▸ EXERCISE INSTRUCTIONS: Retype the material that follows, keeping every word as it is.

===============

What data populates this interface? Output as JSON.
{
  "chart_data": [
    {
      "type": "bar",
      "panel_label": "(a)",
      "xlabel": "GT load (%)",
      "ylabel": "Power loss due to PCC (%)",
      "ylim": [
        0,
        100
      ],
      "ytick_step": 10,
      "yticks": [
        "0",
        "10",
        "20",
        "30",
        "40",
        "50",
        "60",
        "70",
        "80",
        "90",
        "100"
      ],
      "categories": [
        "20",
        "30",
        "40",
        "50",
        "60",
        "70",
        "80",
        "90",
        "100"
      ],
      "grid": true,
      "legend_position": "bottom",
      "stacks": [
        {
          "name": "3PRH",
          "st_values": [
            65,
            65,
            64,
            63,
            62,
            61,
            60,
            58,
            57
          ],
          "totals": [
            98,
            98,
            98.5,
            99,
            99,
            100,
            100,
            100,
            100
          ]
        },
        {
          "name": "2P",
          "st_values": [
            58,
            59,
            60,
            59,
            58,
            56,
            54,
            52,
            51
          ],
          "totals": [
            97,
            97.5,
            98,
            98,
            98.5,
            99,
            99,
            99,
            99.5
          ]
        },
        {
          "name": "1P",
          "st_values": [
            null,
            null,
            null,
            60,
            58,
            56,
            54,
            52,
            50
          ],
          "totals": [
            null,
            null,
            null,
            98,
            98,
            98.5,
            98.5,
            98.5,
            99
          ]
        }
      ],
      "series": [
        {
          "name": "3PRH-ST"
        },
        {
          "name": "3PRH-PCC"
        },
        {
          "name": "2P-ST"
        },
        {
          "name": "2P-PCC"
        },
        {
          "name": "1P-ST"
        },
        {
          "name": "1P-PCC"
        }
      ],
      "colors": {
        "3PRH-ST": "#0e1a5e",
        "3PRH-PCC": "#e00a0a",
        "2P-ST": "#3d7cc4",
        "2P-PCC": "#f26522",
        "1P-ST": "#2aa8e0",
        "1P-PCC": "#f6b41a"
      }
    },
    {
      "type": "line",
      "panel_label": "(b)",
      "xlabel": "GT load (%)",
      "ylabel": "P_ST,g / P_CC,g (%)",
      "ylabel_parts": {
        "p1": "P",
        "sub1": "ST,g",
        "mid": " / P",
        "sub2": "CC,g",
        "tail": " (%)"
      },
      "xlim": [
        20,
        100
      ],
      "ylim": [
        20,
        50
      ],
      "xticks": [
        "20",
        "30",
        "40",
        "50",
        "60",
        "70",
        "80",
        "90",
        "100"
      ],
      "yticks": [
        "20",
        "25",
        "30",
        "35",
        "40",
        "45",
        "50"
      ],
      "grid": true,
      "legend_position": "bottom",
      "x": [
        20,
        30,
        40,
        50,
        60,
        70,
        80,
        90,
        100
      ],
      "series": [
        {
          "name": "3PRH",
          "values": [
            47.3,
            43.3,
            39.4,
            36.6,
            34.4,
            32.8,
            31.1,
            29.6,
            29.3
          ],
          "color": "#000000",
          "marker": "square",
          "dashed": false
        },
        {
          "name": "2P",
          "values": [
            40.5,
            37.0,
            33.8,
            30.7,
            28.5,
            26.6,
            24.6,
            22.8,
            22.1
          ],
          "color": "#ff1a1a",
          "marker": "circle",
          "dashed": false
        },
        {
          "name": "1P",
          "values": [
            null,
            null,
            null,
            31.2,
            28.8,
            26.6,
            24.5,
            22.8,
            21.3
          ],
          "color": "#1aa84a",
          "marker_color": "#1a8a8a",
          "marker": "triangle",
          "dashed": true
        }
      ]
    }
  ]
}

===============

▸ COMPLETED TASK:
What data populates this interface? Output as JSON.
{
  "chart_data": [
    {
      "type": "bar",
      "panel_label": "(a)",
      "xlabel": "GT load (%)",
      "ylabel": "Power loss due to PCC (%)",
      "ylim": [
        0,
        100
      ],
      "ytick_step": 10,
      "yticks": [
        "0",
        "10",
        "20",
        "30",
        "40",
        "50",
        "60",
        "70",
        "80",
        "90",
        "100"
      ],
      "categories": [
        "20",
        "30",
        "40",
        "50",
        "60",
        "70",
        "80",
        "90",
        "100"
      ],
      "grid": true,
      "legend_position": "bottom",
      "stacks": [
        {
          "name": "3PRH",
          "st_values": [
            65,
            65,
            64,
            63,
            62,
            61,
            60,
            58,
            57
          ],
          "totals": [
            98,
            98,
            98.5,
            99,
            99,
            100,
            100,
            100,
            100
          ]
        },
        {
          "name": "2P",
          "st_values": [
            58,
            59,
            60,
            59,
            58,
            56,
            54,
            52,
            51
          ],
          "totals": [
            97,
            97.5,
            98,
            98,
            98.5,
            99,
            99,
            99,
            99.5
          ]
        },
        {
          "name": "1P",
          "st_values": [
            null,
            null,
            null,
            60,
            58,
            56,
            54,
            52,
            50
          ],
          "totals": [
            null,
            null,
            null,
            98,
            98,
            98.5,
            98.5,
            98.5,
            99
          ]
        }
      ],
      "series": [
        {
          "name": "3PRH-ST"
        },
        {
          "name": "3PRH-PCC"
        },
        {
          "name": "2P-ST"
        },
        {
          "name": "2P-PCC"
        },
        {
          "name": "1P-ST"
        },
        {
          "name": "1P-PCC"
        }
      ],
      "colors": {
        "3PRH-ST": "#0e1a5e",
        "3PRH-PCC": "#e00a0a",
        "2P-ST": "#3d7cc4",
        "2P-PCC": "#f26522",
        "1P-ST": "#2aa8e0",
        "1P-PCC": "#f6b41a"
      }
    },
    {
      "type": "line",
      "panel_label": "(b)",
      "xlabel": "GT load (%)",
      "ylabel": "P_ST,g / P_CC,g (%)",
      "ylabel_parts": {
        "p1": "P",
        "sub1": "ST,g",
        "mid": " / P",
        "sub2": "CC,g",
        "tail": " (%)"
      },
      "xlim": [
        20,
        100
      ],
      "ylim": [
        20,
        50
      ],
      "xticks": [
        "20",
        "30",
        "40",
        "50",
        "60",
        "70",
        "80",
        "90",
        "100"
      ],
      "yticks": [
        "20",
        "25",
        "30",
        "35",
        "40",
        "45",
        "50"
      ],
      "grid": true,
      "legend_position": "bottom",
      "x": [
        20,
        30,
        40,
        50,
        60,
        70,
        80,
        90,
        100
      ],
      "series": [
        {
          "name": "3PRH",
          "values": [
            47.3,
            43.3,
            39.4,
            36.6,
            34.4,
            32.8,
            31.1,
            29.6,
            29.3
          ],
          "color": "#000000",
          "marker": "square",
          "dashed": false
        },
        {
          "name": "2P",
          "values": [
            40.5,
            37.0,
            33.8,
            30.7,
            28.5,
            26.6,
            24.6,
            22.8,
            22.1
          ],
          "color": "#ff1a1a",
          "marker": "circle",
          "dashed": false
        },
        {
          "name": "1P",
          "values": [
            null,
            null,
            null,
            31.2,
            28.8,
            26.6,
            24.5,
            22.8,
            21.3
          ],
          "color": "#1aa84a",
          "marker_color": "#1a8a8a",
          "marker": "triangle",
          "dashed": true
        }
      ]
    }
  ]
}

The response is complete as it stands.